### EXERCISE A
From the currency arbitrage passage below, set down the part that begins at the words "1) What is international" and stops after the words "opportunities for arbitrage.".
### EXERCISE B
Say whether each statement agrees with the currency arbitrage passage below, answering yes or no and quoting the deciding words: (i) The question places you at PNB Paribas in France. (ii) The answer finds arbitrage opportunities from the French point of view. (iii) The UK 90-day interest rate is given as .07.

### PASSAGE
····················

1) What is international currency arbitrage all about? Consider the following data: UK 90-day interest rate = .07 Europe 90 day

interest rate = .048 £1.00 = €1.200, Foo =€ 1.1765 You work for PNB Paribas in France. From a French point of view, is covered interest arbitrage available? If not, why not? If so, employ €10,000,000 and show how you would exploit the opportunity? Explain how the act of exploiting the arbitrage opportunity eliminates it. (in answering this question, ignore differences)
Business
1 answer:
balandron [24]3 years ago
4 0

Answer:

- International currency arbitrage is about simultaneous buy and sales of currency in the market to make risk-free profit from the differential in exchange rate and difference between market interest rate each currency brings about.

- In the question, from the French point of view, there are not opportunities for arbitrage.

To illustrate, for example, we have €10,000,000 for investment:

First, exchange €10,000,000 for £8,333,333.33 at spot ( 10 million /1.2)

Enter into Forward contract to fixed exchange rate after 90 days at £1.00 = €1.1765

Invest £8,333,333.33 at 90-day, 7% per annum to receive £8,479,166.66 at maturity ( Principal + interest = 8,333,333.33 x [1 + (7.0% x 90/360)] )

····················

### DATASET EXTRACT

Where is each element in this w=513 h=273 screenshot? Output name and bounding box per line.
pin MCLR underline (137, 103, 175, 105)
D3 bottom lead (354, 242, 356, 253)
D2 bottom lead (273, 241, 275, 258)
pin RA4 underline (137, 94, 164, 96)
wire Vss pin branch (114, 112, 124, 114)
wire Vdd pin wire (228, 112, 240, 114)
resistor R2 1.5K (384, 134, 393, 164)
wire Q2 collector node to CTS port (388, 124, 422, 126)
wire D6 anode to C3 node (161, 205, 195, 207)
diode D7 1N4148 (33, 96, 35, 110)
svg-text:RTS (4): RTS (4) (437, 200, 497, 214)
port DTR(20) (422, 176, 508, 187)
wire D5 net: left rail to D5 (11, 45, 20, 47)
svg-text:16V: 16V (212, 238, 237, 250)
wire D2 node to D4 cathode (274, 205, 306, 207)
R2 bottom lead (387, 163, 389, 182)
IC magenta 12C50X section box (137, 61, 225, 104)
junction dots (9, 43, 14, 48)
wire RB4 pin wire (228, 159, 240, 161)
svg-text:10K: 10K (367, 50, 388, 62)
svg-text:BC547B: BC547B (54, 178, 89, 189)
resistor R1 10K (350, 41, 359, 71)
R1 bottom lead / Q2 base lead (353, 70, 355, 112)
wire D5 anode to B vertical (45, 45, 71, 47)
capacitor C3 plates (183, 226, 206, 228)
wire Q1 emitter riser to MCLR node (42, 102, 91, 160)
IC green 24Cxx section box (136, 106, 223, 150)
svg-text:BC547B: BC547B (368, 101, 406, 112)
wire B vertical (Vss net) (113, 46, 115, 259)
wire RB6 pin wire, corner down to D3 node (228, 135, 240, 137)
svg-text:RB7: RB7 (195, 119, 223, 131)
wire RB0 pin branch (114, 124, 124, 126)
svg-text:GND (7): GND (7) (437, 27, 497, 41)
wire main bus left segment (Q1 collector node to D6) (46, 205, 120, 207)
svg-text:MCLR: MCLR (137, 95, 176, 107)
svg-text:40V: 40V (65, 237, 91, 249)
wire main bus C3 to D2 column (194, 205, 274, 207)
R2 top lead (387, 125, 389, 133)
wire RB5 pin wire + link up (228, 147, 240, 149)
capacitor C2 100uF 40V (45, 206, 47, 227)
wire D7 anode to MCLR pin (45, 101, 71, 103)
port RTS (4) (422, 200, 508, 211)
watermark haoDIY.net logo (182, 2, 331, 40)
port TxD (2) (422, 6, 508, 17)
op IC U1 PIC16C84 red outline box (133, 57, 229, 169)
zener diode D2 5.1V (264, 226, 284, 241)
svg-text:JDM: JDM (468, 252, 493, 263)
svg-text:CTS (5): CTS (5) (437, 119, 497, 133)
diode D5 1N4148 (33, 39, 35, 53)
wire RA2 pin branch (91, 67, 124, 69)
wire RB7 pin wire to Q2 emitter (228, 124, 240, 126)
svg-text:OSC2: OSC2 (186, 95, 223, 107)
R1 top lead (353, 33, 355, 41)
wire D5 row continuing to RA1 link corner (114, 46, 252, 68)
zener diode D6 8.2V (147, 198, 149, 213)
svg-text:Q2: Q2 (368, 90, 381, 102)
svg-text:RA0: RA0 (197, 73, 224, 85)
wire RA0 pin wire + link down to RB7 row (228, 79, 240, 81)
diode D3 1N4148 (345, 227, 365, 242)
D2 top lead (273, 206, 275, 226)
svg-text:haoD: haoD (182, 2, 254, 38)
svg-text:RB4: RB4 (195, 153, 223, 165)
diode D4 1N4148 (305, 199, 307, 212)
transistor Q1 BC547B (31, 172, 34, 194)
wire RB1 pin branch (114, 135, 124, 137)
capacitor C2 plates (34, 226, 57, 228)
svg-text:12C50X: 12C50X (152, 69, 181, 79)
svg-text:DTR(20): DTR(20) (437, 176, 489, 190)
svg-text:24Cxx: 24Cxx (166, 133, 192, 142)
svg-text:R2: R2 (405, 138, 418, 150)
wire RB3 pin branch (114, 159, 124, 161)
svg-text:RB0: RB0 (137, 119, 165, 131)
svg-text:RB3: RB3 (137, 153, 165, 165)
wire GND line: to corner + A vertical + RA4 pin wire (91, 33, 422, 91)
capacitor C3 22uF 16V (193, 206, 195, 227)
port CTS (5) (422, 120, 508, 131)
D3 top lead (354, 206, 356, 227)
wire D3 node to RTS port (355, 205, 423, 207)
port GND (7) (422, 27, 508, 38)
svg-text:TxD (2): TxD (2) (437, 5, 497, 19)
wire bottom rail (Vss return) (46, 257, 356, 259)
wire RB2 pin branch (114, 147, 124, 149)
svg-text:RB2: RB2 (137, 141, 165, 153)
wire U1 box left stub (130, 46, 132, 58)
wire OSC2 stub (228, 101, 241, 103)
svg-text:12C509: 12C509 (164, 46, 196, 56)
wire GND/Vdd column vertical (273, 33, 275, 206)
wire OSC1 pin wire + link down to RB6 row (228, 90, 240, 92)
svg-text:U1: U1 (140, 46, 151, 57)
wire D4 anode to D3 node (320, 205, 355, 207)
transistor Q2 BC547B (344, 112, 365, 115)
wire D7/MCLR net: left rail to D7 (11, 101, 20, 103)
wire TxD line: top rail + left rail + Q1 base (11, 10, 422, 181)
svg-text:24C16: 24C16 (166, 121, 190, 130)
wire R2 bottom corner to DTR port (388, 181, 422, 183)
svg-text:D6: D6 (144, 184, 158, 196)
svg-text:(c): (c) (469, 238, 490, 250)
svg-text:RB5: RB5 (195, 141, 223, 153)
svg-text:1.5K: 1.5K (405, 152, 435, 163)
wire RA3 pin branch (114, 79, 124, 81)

····················

### FINAL ANSWER A
1) What is international currency arbitrage all about? Consider the following data: UK 90-day interest rate = .07 Europe 90 day

interest rate = .048 £1.00 = €1.200, Foo =€ 1.1765 You work for PNB Paribas in France. From a French point of view, is covered interest arbitrage available? If not, why not? If so, employ €10,000,000 and show how you would exploit the opportunity? Explain how the act of exploiting the arbitrage opportunity eliminates it. (in answering this question, ignore differences)
Business
1 answer:
balandron [24]3 years ago
4 0

Answer:

- International currency arbitrage is about simultaneous buy and sales of currency in the market to make risk-free profit from the differential in exchange rate and difference between market interest rate each currency brings about.

- In the question, from the French point of view, there are not opportunities for arbitrage.

### FINAL ANSWER B
(i) Yes: "You work for PNB Paribas in France."
(ii) No: "from the French point of view, there are not opportunities for arbitrage."
(iii) Yes: "UK 90-day interest rate = .07"